Gather all lines with "title" from the records.
begin Supplied data
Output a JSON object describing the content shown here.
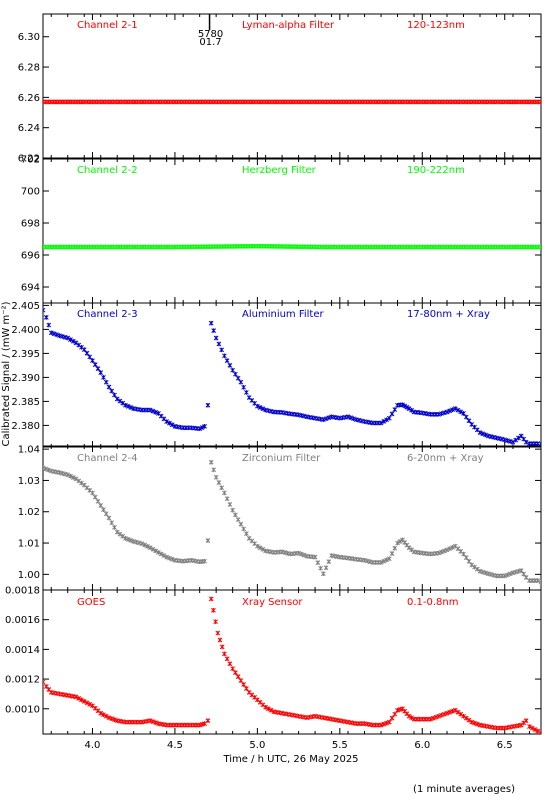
{
  "figure": {
    "xlabel": "Time / h UTC, 26 May 2025",
    "ylabel": "Calibrated Signal / (mW m⁻²)",
    "footnote": "(1 minute averages)",
    "xlim": [
      3.7,
      6.72
    ],
    "xticks": [
      4.0,
      4.5,
      5.0,
      5.5,
      6.0,
      6.5
    ],
    "xtick_labels": [
      "4.0",
      "4.5",
      "5.0",
      "5.5",
      "6.0",
      "6.5"
    ],
    "marker_annotation": {
      "x": 4.71,
      "labels": [
        "5780",
        "01.7"
      ]
    }
  },
  "chart_data": [
    {
      "type": "scatter",
      "channel_label": "Channel 2-1",
      "filter_label": "Lyman-alpha Filter",
      "band_label": "120-123nm",
      "color": "#ff0000",
      "ylim": [
        6.22,
        6.315
      ],
      "yticks": [
        "6.22",
        "6.24",
        "6.26",
        "6.28",
        "6.30"
      ],
      "points": [
        [
          3.7,
          6.257
        ],
        [
          4.0,
          6.257
        ],
        [
          4.5,
          6.257
        ],
        [
          5.0,
          6.257
        ],
        [
          5.5,
          6.257
        ],
        [
          6.0,
          6.257
        ],
        [
          6.5,
          6.257
        ],
        [
          6.72,
          6.257
        ]
      ]
    },
    {
      "type": "scatter",
      "channel_label": "Channel 2-2",
      "filter_label": "Herzberg Filter",
      "band_label": "190-222nm",
      "color": "#00ff00",
      "ylim": [
        693.0,
        702.0
      ],
      "yticks": [
        "694",
        "696",
        "698",
        "700",
        "702"
      ],
      "points": [
        [
          3.7,
          696.5
        ],
        [
          4.0,
          696.5
        ],
        [
          4.5,
          696.5
        ],
        [
          5.0,
          696.55
        ],
        [
          5.4,
          696.5
        ],
        [
          6.0,
          696.5
        ],
        [
          6.5,
          696.5
        ],
        [
          6.72,
          696.5
        ]
      ]
    },
    {
      "type": "scatter",
      "channel_label": "Channel 2-3",
      "filter_label": "Aluminium Filter",
      "band_label": "17-80nm + Xray",
      "color": "#0000cc",
      "ylim": [
        2.3755,
        2.4055
      ],
      "yticks": [
        "2.380",
        "2.385",
        "2.390",
        "2.395",
        "2.400",
        "2.405"
      ],
      "points": [
        [
          3.7,
          2.404
        ],
        [
          3.72,
          2.4025
        ],
        [
          3.75,
          2.3993
        ],
        [
          3.8,
          2.3987
        ],
        [
          3.85,
          2.3982
        ],
        [
          3.9,
          2.3972
        ],
        [
          3.95,
          2.3958
        ],
        [
          4.0,
          2.3935
        ],
        [
          4.05,
          2.391
        ],
        [
          4.1,
          2.388
        ],
        [
          4.15,
          2.3855
        ],
        [
          4.2,
          2.3842
        ],
        [
          4.25,
          2.3835
        ],
        [
          4.3,
          2.3832
        ],
        [
          4.35,
          2.3832
        ],
        [
          4.4,
          2.3825
        ],
        [
          4.45,
          2.3808
        ],
        [
          4.5,
          2.3798
        ],
        [
          4.55,
          2.3795
        ],
        [
          4.6,
          2.3795
        ],
        [
          4.65,
          2.3793
        ],
        [
          4.68,
          2.3798
        ],
        [
          4.7,
          2.3842
        ],
        [
          4.72,
          2.4013
        ],
        [
          4.75,
          2.3982
        ],
        [
          4.8,
          2.3945
        ],
        [
          4.85,
          2.3915
        ],
        [
          4.9,
          2.389
        ],
        [
          4.95,
          2.3858
        ],
        [
          5.0,
          2.384
        ],
        [
          5.05,
          2.3832
        ],
        [
          5.1,
          2.3828
        ],
        [
          5.15,
          2.3827
        ],
        [
          5.2,
          2.3824
        ],
        [
          5.25,
          2.3822
        ],
        [
          5.3,
          2.3818
        ],
        [
          5.35,
          2.3815
        ],
        [
          5.4,
          2.3812
        ],
        [
          5.45,
          2.3818
        ],
        [
          5.5,
          2.3815
        ],
        [
          5.55,
          2.3818
        ],
        [
          5.6,
          2.3812
        ],
        [
          5.65,
          2.3808
        ],
        [
          5.7,
          2.3805
        ],
        [
          5.75,
          2.3805
        ],
        [
          5.8,
          2.3815
        ],
        [
          5.85,
          2.3842
        ],
        [
          5.88,
          2.3843
        ],
        [
          5.92,
          2.3835
        ],
        [
          5.95,
          2.3828
        ],
        [
          6.0,
          2.3826
        ],
        [
          6.05,
          2.3823
        ],
        [
          6.1,
          2.3823
        ],
        [
          6.15,
          2.3828
        ],
        [
          6.2,
          2.3835
        ],
        [
          6.25,
          2.3825
        ],
        [
          6.3,
          2.3802
        ],
        [
          6.35,
          2.3785
        ],
        [
          6.4,
          2.3778
        ],
        [
          6.45,
          2.3774
        ],
        [
          6.5,
          2.377
        ],
        [
          6.55,
          2.3765
        ],
        [
          6.6,
          2.3778
        ],
        [
          6.63,
          2.3765
        ],
        [
          6.65,
          2.3762
        ],
        [
          6.7,
          2.3762
        ],
        [
          6.72,
          2.3762
        ]
      ]
    },
    {
      "type": "scatter",
      "channel_label": "Channel 2-4",
      "filter_label": "Zirconium Filter",
      "band_label": "6-20nm + Xray",
      "color": "#808080",
      "ylim": [
        0.995,
        1.041
      ],
      "yticks": [
        "1.00",
        "1.01",
        "1.02",
        "1.03",
        "1.04"
      ],
      "points": [
        [
          3.7,
          1.034
        ],
        [
          3.75,
          1.033
        ],
        [
          3.8,
          1.0325
        ],
        [
          3.85,
          1.0318
        ],
        [
          3.9,
          1.0305
        ],
        [
          3.95,
          1.0285
        ],
        [
          4.0,
          1.026
        ],
        [
          4.05,
          1.022
        ],
        [
          4.1,
          1.018
        ],
        [
          4.15,
          1.0135
        ],
        [
          4.2,
          1.0115
        ],
        [
          4.25,
          1.0105
        ],
        [
          4.3,
          1.0098
        ],
        [
          4.35,
          1.0085
        ],
        [
          4.4,
          1.007
        ],
        [
          4.45,
          1.0055
        ],
        [
          4.5,
          1.0045
        ],
        [
          4.55,
          1.0042
        ],
        [
          4.6,
          1.0045
        ],
        [
          4.65,
          1.004
        ],
        [
          4.68,
          1.0042
        ],
        [
          4.7,
          1.0108
        ],
        [
          4.72,
          1.0358
        ],
        [
          4.75,
          1.031
        ],
        [
          4.8,
          1.026
        ],
        [
          4.85,
          1.0205
        ],
        [
          4.9,
          1.016
        ],
        [
          4.95,
          1.0115
        ],
        [
          5.0,
          1.009
        ],
        [
          5.05,
          1.0075
        ],
        [
          5.1,
          1.007
        ],
        [
          5.15,
          1.0072
        ],
        [
          5.2,
          1.0065
        ],
        [
          5.25,
          1.0068
        ],
        [
          5.3,
          1.0058
        ],
        [
          5.35,
          1.0055
        ],
        [
          5.4,
          1.0002
        ],
        [
          5.45,
          1.006
        ],
        [
          5.5,
          1.0055
        ],
        [
          5.55,
          1.0052
        ],
        [
          5.6,
          1.0048
        ],
        [
          5.65,
          1.0045
        ],
        [
          5.7,
          1.0038
        ],
        [
          5.75,
          1.0038
        ],
        [
          5.8,
          1.005
        ],
        [
          5.85,
          1.01
        ],
        [
          5.88,
          1.011
        ],
        [
          5.92,
          1.0085
        ],
        [
          5.95,
          1.0072
        ],
        [
          6.0,
          1.0068
        ],
        [
          6.05,
          1.0065
        ],
        [
          6.1,
          1.0068
        ],
        [
          6.15,
          1.0078
        ],
        [
          6.2,
          1.009
        ],
        [
          6.25,
          1.0065
        ],
        [
          6.3,
          1.003
        ],
        [
          6.35,
          1.001
        ],
        [
          6.4,
          1.0002
        ],
        [
          6.45,
          0.9995
        ],
        [
          6.5,
          0.9995
        ],
        [
          6.55,
          1.0005
        ],
        [
          6.6,
          1.0012
        ],
        [
          6.63,
          0.999
        ],
        [
          6.65,
          0.998
        ],
        [
          6.7,
          0.998
        ],
        [
          6.72,
          0.9975
        ]
      ]
    },
    {
      "type": "scatter",
      "channel_label": "GOES",
      "filter_label": "Xray Sensor",
      "band_label": "0.1-0.8nm",
      "color": "#ff0000",
      "ylim": [
        0.00083,
        0.0018
      ],
      "yticks": [
        "0.0010",
        "0.0012",
        "0.0014",
        "0.0016",
        "0.0018"
      ],
      "points": [
        [
          3.7,
          0.00118
        ],
        [
          3.72,
          0.00115
        ],
        [
          3.75,
          0.00111
        ],
        [
          3.8,
          0.0011
        ],
        [
          3.85,
          0.00109
        ],
        [
          3.9,
          0.00108
        ],
        [
          3.95,
          0.00105
        ],
        [
          4.0,
          0.00102
        ],
        [
          4.05,
          0.00097
        ],
        [
          4.1,
          0.00094
        ],
        [
          4.15,
          0.00092
        ],
        [
          4.2,
          0.00091
        ],
        [
          4.25,
          0.00091
        ],
        [
          4.3,
          0.00091
        ],
        [
          4.35,
          0.00092
        ],
        [
          4.4,
          0.0009
        ],
        [
          4.45,
          0.00089
        ],
        [
          4.5,
          0.00089
        ],
        [
          4.55,
          0.00089
        ],
        [
          4.6,
          0.00089
        ],
        [
          4.65,
          0.00089
        ],
        [
          4.68,
          0.0009
        ],
        [
          4.7,
          0.00092
        ],
        [
          4.72,
          0.00174
        ],
        [
          4.76,
          0.00151
        ],
        [
          4.8,
          0.00137
        ],
        [
          4.85,
          0.00127
        ],
        [
          4.9,
          0.00119
        ],
        [
          4.95,
          0.00111
        ],
        [
          5.0,
          0.00106
        ],
        [
          5.05,
          0.00101
        ],
        [
          5.1,
          0.00098
        ],
        [
          5.15,
          0.00097
        ],
        [
          5.2,
          0.00096
        ],
        [
          5.25,
          0.00095
        ],
        [
          5.3,
          0.00094
        ],
        [
          5.35,
          0.00095
        ],
        [
          5.4,
          0.00094
        ],
        [
          5.45,
          0.00093
        ],
        [
          5.5,
          0.00092
        ],
        [
          5.55,
          0.00091
        ],
        [
          5.6,
          0.0009
        ],
        [
          5.65,
          0.0009
        ],
        [
          5.7,
          0.00089
        ],
        [
          5.75,
          0.00089
        ],
        [
          5.8,
          0.00091
        ],
        [
          5.85,
          0.00099
        ],
        [
          5.88,
          0.001
        ],
        [
          5.92,
          0.00095
        ],
        [
          5.95,
          0.00093
        ],
        [
          6.0,
          0.00093
        ],
        [
          6.05,
          0.00093
        ],
        [
          6.1,
          0.00095
        ],
        [
          6.15,
          0.00097
        ],
        [
          6.2,
          0.00099
        ],
        [
          6.25,
          0.00095
        ],
        [
          6.3,
          0.00091
        ],
        [
          6.35,
          0.00089
        ],
        [
          6.4,
          0.00088
        ],
        [
          6.45,
          0.00087
        ],
        [
          6.5,
          0.00087
        ],
        [
          6.55,
          0.00088
        ],
        [
          6.6,
          0.00089
        ],
        [
          6.63,
          0.00092
        ],
        [
          6.65,
          0.00088
        ],
        [
          6.7,
          0.00085
        ],
        [
          6.72,
          0.00084
        ]
      ]
    }
  ]
}
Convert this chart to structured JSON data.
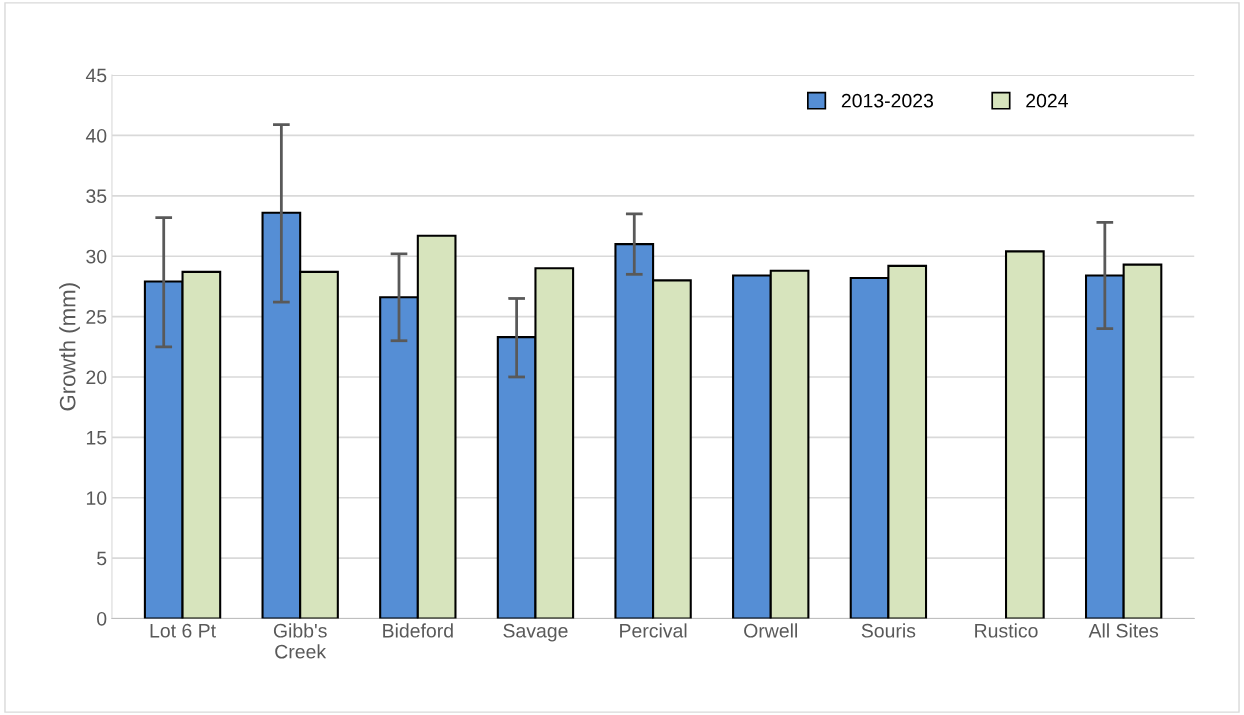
{
  "chart_data": {
    "type": "bar",
    "ylabel": "Growth (mm)",
    "categories": [
      "Lot 6 Pt",
      "Gibb's\nCreek",
      "Bideford",
      "Savage",
      "Percival",
      "Orwell",
      "Souris",
      "Rustico",
      "All Sites"
    ],
    "series": [
      {
        "name": "2013-2023",
        "color": "#558ed5",
        "values": [
          27.9,
          33.6,
          26.6,
          23.3,
          31.0,
          28.4,
          28.2,
          null,
          28.4
        ],
        "errors": [
          [
            22.5,
            33.2
          ],
          [
            26.2,
            40.9
          ],
          [
            23.0,
            30.2
          ],
          [
            20.0,
            26.5
          ],
          [
            28.5,
            33.5
          ],
          null,
          null,
          null,
          [
            24.0,
            32.8
          ]
        ]
      },
      {
        "name": "2024",
        "color": "#d7e4bd",
        "values": [
          28.7,
          28.7,
          31.7,
          29.0,
          28.0,
          28.8,
          29.2,
          30.4,
          29.3
        ]
      }
    ],
    "ylim": [
      0,
      45
    ],
    "yticks": [
      0,
      5,
      10,
      15,
      20,
      25,
      30,
      35,
      40,
      45
    ],
    "grid": "y",
    "legend": "top right"
  }
}
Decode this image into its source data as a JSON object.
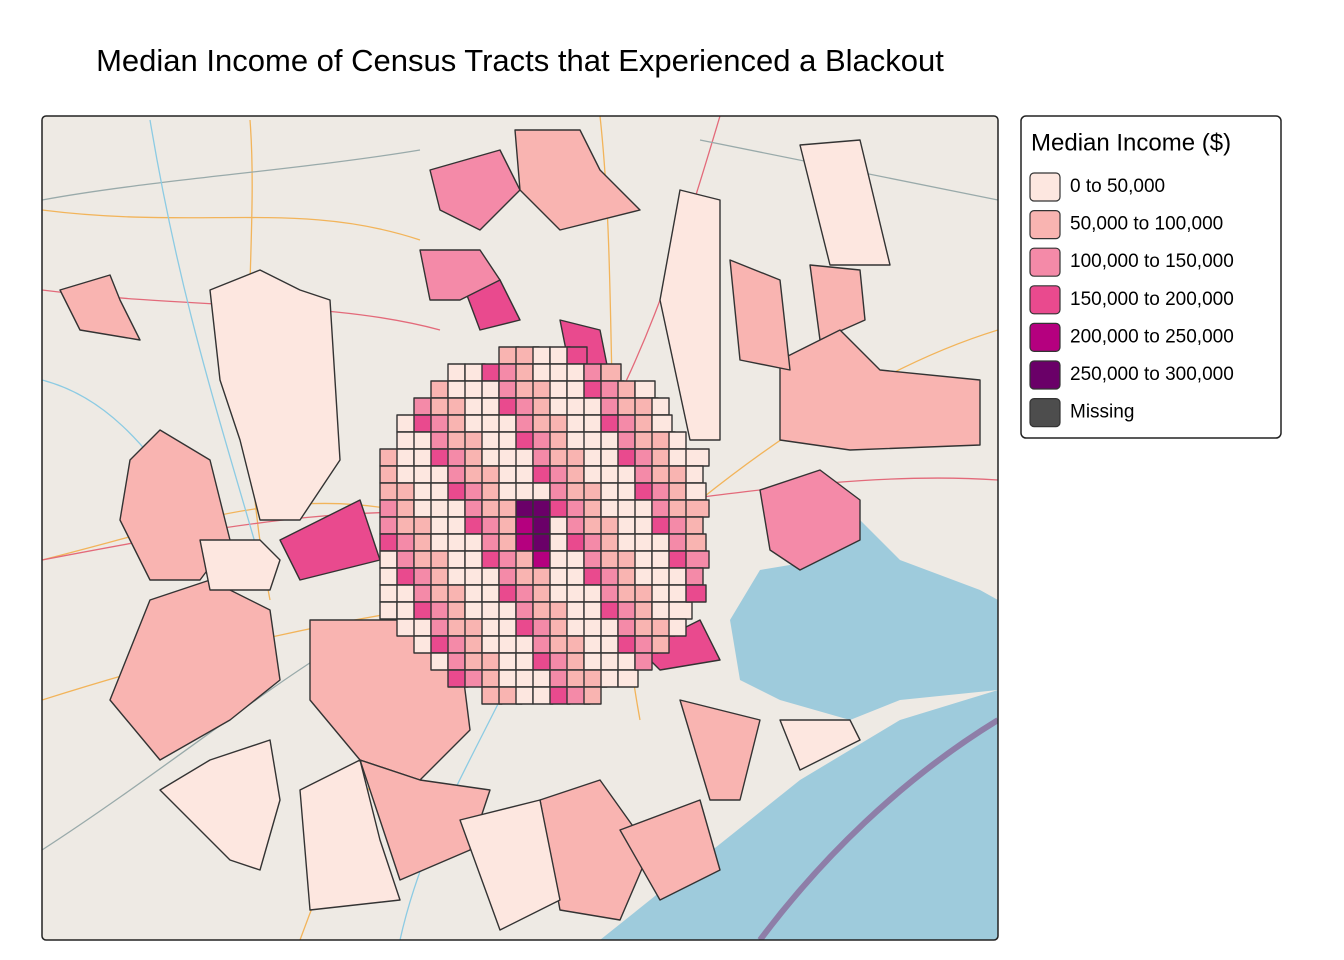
{
  "header": {
    "title": "Median Income of Census Tracts that Experienced a Blackout"
  },
  "legend": {
    "title": "Median Income ($)",
    "items": [
      {
        "label": "0 to 50,000",
        "color": "#fde7e0"
      },
      {
        "label": "50,000 to 100,000",
        "color": "#f9b4b1"
      },
      {
        "label": "100,000 to 150,000",
        "color": "#f48aa8"
      },
      {
        "label": "150,000 to 200,000",
        "color": "#e94a8e"
      },
      {
        "label": "200,000 to 250,000",
        "color": "#b5007f"
      },
      {
        "label": "250,000 to 300,000",
        "color": "#6a0068"
      },
      {
        "label": "Missing",
        "color": "#4d4d4d"
      }
    ]
  }
}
end Supplied data
• [Answer]
    "title": "Median Income of Census Tracts that Experienced a Blackout"
    "title": "Median Income ($)",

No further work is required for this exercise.